--- TASK TO COMPLETE ---
Of all the lines here, how many include the string "this"? Answer with the number only.

· · · ·

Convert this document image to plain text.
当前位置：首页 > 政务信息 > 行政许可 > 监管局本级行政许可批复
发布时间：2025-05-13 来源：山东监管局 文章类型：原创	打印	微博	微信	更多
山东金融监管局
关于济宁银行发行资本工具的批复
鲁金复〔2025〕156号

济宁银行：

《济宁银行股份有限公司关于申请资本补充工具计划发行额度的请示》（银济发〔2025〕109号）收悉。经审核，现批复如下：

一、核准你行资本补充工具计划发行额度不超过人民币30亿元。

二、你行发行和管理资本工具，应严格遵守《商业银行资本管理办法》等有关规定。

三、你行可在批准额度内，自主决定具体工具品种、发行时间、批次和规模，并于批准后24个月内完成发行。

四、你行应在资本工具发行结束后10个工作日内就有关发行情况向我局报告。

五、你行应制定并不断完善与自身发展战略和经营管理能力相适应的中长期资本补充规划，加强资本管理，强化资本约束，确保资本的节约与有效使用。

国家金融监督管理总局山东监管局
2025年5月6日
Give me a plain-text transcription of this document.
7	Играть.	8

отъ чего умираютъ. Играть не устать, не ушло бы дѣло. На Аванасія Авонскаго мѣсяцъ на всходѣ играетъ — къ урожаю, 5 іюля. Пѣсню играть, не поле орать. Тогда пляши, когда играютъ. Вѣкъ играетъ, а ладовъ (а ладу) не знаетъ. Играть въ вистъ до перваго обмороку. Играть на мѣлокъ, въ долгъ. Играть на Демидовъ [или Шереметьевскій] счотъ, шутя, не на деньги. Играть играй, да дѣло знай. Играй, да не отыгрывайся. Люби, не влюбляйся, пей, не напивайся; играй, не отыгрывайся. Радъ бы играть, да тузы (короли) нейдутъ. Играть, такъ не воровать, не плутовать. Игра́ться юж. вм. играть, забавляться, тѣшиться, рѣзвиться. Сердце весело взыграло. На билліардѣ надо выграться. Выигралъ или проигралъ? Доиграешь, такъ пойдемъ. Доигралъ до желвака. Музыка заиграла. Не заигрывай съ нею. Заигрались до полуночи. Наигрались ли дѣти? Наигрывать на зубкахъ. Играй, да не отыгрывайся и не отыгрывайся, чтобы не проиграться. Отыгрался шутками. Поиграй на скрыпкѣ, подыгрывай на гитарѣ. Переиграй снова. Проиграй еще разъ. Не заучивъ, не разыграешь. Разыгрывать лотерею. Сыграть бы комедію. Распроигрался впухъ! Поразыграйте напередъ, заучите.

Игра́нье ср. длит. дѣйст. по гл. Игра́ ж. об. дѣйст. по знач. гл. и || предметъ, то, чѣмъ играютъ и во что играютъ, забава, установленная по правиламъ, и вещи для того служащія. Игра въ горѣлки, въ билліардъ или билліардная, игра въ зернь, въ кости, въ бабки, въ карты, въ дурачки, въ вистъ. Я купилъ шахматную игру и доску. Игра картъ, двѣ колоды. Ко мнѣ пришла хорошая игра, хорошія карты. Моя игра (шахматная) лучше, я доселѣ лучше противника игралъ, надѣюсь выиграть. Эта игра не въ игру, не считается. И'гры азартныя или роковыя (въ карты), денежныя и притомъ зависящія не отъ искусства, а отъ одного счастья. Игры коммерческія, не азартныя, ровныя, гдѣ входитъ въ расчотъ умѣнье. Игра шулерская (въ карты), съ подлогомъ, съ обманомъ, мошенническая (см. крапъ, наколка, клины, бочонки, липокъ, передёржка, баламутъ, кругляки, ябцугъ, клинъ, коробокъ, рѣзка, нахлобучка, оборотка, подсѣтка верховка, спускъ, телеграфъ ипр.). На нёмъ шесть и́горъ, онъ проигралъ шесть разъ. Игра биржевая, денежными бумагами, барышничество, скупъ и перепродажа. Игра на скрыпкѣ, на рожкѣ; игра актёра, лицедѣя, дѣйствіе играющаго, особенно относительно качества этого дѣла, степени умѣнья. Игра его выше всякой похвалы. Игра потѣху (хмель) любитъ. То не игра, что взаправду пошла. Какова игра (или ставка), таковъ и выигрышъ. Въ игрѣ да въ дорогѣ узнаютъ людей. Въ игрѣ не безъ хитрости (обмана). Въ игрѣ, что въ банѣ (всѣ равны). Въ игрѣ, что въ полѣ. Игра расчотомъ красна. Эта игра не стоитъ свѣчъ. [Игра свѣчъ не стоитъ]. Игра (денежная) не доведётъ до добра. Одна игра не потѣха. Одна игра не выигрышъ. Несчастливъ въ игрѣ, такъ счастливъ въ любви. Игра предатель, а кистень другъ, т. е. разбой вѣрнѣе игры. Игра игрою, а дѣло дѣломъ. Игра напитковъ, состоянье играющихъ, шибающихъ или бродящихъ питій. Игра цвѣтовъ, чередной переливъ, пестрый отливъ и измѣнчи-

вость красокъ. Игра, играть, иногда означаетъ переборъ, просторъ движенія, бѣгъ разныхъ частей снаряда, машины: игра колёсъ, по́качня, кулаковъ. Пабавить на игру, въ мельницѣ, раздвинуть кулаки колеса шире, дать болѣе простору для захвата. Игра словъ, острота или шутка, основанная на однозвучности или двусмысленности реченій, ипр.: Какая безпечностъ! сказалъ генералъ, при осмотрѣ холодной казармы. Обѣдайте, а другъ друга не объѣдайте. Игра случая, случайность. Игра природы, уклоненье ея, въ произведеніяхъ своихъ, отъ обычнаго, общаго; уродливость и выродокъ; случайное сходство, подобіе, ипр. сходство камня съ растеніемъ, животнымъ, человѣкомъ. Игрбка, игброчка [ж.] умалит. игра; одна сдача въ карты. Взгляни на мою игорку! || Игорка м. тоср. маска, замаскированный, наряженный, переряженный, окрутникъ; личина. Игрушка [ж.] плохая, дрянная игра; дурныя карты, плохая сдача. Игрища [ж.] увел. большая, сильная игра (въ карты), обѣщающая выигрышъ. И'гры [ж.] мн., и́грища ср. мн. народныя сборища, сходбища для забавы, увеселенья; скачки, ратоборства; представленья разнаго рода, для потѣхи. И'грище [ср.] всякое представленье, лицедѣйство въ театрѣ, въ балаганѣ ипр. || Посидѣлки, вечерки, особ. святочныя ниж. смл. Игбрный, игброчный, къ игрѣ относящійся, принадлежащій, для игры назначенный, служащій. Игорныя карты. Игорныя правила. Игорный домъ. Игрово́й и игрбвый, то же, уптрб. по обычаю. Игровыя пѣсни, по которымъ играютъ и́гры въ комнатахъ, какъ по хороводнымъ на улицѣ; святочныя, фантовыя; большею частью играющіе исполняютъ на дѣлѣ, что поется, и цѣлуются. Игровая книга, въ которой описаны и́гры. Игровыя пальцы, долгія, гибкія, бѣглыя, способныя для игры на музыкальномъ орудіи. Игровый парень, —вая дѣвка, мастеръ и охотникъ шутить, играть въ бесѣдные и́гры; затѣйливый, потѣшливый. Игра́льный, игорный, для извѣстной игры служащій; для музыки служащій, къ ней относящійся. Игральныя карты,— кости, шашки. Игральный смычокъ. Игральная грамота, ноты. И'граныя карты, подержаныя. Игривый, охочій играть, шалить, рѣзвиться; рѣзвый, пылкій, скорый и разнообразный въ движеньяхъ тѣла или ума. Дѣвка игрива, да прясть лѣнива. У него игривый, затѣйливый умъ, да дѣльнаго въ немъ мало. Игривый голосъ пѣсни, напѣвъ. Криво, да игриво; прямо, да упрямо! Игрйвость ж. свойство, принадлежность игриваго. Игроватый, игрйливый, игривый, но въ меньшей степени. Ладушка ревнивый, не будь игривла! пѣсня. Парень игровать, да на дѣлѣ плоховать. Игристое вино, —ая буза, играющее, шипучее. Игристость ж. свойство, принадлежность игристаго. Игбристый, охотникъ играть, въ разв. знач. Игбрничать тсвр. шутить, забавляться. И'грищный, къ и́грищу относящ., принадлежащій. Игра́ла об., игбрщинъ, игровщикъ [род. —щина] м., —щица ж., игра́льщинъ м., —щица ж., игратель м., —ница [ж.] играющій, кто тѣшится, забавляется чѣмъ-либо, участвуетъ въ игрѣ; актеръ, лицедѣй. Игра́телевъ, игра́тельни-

· · · ·

--- THE COMPLETED TASK ---
2